Data records

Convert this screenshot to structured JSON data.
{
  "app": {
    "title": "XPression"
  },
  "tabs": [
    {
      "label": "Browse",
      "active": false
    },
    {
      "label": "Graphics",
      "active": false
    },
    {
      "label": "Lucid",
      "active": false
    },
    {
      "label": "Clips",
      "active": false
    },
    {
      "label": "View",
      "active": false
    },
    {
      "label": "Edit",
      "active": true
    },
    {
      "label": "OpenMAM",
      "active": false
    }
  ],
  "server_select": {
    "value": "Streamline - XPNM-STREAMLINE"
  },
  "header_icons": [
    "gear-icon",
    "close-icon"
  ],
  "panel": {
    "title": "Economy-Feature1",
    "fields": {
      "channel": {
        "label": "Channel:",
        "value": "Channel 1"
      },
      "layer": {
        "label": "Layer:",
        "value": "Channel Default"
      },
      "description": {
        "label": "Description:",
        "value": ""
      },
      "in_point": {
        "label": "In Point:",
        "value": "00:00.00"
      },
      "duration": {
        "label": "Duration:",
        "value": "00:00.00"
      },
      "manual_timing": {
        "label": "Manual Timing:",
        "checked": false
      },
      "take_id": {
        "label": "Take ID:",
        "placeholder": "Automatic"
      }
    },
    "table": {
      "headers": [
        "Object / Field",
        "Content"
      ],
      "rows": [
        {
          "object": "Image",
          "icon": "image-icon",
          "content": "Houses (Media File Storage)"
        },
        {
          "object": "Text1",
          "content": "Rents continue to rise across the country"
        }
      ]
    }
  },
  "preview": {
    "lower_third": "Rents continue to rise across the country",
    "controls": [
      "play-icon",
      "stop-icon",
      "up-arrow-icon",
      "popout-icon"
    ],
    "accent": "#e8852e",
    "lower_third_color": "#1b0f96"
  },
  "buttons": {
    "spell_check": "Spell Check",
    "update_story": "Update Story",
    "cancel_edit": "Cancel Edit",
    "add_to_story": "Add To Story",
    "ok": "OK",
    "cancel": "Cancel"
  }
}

▸ **THE PROBLEM**
Tally the lines that hold the string "Rents" and state the total, nothing more.

▸ **COMPLETE OUTPUT**
2